● What is required
Reproduce all of the data word for word.

☆ ☆ ☆ ☆ ☆ ☆ ☆

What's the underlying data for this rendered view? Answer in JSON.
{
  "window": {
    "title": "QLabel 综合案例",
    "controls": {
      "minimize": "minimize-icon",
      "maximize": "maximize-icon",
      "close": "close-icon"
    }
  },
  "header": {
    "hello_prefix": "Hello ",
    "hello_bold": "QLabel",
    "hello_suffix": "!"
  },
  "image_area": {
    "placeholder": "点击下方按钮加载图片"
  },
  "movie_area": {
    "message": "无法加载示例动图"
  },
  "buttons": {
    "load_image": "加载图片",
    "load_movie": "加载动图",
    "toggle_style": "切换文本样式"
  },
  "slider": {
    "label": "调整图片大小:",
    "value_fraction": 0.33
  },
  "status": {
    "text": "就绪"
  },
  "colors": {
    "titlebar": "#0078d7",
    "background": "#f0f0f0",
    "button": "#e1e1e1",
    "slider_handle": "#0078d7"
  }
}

☆ ☆ ☆ ☆ ☆ ☆ ☆

● Task response
What's the underlying data for this rendered view? Answer in JSON.
{
  "window": {
    "title": "QLabel 综合案例",
    "controls": {
      "minimize": "minimize-icon",
      "maximize": "maximize-icon",
      "close": "close-icon"
    }
  },
  "header": {
    "hello_prefix": "Hello ",
    "hello_bold": "QLabel",
    "hello_suffix": "!"
  },
  "image_area": {
    "placeholder": "点击下方按钮加载图片"
  },
  "movie_area": {
    "message": "无法加载示例动图"
  },
  "buttons": {
    "load_image": "加载图片",
    "load_movie": "加载动图",
    "toggle_style": "切换文本样式"
  },
  "slider": {
    "label": "调整图片大小:",
    "value_fraction": 0.33
  },
  "status": {
    "text": "就绪"
  },
  "colors": {
    "titlebar": "#0078d7",
    "background": "#f0f0f0",
    "button": "#e1e1e1",
    "slider_handle": "#0078d7"
  }
}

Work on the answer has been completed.